─── SUPPLIED ENTRIES ───
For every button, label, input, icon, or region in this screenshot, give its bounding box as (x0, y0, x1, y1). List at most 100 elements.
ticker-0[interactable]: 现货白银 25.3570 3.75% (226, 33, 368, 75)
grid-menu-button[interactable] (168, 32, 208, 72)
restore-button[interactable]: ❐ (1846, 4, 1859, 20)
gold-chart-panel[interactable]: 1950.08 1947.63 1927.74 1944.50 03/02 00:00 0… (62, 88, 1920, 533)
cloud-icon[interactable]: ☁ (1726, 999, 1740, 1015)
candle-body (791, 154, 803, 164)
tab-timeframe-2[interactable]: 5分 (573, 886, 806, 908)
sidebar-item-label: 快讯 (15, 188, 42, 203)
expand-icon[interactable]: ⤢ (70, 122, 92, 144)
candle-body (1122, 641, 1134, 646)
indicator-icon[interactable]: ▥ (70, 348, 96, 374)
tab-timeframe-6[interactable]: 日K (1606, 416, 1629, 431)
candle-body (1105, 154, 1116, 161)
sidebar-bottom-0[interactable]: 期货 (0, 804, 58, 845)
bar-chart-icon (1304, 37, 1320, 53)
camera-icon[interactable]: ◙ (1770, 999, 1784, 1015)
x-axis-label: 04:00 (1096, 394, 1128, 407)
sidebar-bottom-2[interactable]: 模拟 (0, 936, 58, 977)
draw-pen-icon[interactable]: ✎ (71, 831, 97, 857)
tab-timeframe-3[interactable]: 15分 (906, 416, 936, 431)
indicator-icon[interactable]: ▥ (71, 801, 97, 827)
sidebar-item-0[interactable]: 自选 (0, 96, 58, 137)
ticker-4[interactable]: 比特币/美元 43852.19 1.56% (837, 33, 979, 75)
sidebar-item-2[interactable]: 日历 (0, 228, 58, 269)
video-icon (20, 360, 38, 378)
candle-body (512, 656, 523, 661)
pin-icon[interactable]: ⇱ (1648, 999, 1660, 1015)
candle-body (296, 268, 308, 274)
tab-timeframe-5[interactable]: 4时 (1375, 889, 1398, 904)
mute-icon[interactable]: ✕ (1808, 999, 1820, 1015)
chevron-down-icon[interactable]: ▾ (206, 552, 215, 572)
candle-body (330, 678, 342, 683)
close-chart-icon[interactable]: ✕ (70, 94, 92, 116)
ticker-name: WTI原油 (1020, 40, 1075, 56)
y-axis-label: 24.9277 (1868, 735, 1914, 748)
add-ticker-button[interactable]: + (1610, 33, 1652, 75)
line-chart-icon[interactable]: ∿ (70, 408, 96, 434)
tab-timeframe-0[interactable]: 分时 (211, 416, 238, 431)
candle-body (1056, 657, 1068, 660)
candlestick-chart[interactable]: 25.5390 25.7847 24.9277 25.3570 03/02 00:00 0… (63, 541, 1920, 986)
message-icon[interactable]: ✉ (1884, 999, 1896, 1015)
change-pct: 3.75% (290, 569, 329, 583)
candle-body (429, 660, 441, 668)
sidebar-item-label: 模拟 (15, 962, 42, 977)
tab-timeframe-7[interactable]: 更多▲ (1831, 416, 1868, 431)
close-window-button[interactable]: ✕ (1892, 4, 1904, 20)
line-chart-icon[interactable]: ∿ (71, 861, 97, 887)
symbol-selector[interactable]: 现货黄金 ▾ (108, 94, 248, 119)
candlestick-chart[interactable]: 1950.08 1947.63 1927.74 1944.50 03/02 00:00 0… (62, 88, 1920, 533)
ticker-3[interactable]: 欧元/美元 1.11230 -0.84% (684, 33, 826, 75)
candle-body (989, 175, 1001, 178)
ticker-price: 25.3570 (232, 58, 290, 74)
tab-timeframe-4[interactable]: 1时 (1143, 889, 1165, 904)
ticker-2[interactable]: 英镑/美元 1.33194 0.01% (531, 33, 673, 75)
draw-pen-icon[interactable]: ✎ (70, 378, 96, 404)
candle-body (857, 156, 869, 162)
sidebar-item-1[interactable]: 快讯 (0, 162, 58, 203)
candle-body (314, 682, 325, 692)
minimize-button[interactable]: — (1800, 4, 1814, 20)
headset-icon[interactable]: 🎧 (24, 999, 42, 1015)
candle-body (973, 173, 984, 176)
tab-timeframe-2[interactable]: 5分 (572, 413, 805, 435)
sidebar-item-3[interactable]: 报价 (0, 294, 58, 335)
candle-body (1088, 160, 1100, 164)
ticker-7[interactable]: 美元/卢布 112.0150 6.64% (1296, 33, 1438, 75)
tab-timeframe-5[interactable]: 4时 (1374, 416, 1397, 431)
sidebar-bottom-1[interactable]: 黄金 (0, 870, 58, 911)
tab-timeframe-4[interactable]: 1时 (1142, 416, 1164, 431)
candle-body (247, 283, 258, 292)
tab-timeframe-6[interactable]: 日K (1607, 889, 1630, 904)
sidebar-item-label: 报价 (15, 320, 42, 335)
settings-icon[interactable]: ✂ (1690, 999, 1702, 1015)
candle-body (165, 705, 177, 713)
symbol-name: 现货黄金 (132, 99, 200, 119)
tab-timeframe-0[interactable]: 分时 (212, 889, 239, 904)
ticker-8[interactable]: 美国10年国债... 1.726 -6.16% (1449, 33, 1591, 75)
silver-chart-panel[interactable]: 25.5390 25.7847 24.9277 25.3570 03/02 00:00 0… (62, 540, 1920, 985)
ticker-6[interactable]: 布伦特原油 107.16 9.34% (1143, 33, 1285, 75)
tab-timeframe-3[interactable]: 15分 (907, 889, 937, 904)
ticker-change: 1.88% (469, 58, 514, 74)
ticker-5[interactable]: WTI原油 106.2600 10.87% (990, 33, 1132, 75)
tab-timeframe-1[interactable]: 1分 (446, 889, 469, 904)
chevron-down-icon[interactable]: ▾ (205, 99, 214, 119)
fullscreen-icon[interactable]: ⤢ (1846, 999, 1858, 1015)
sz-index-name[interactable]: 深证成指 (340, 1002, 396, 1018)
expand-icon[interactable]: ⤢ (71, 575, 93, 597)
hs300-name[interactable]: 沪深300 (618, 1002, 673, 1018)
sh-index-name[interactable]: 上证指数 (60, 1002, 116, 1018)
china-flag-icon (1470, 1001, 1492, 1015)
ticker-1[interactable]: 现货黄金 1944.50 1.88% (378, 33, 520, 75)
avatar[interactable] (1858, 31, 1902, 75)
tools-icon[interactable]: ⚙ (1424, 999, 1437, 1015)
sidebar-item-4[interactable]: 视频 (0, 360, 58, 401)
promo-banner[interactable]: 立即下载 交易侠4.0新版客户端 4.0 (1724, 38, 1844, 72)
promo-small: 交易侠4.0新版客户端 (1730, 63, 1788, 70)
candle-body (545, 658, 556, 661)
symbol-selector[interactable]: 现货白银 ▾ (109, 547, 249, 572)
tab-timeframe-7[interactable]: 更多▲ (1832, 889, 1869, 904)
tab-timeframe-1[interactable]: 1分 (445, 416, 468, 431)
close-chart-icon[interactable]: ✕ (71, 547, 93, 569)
───
### AIM
Pull out the items word for word, starting at the first line of the items and ending at the line that contains "tab-timeframe-2[interactable]: 5分 (573, 886, 806, 908)", with both of those lines included.

### EXPECTED OUTPUT
For every button, label, input, icon, or region in this screenshot, give its bounding box as (x0, y0, x1, y1). List at most 100 elements.
ticker-0[interactable]: 现货白银 25.3570 3.75% (226, 33, 368, 75)
grid-menu-button[interactable] (168, 32, 208, 72)
restore-button[interactable]: ❐ (1846, 4, 1859, 20)
gold-chart-panel[interactable]: 1950.08 1947.63 1927.74 1944.50 03/02 00:00 0… (62, 88, 1920, 533)
cloud-icon[interactable]: ☁ (1726, 999, 1740, 1015)
candle-body (791, 154, 803, 164)
tab-timeframe-2[interactable]: 5分 (573, 886, 806, 908)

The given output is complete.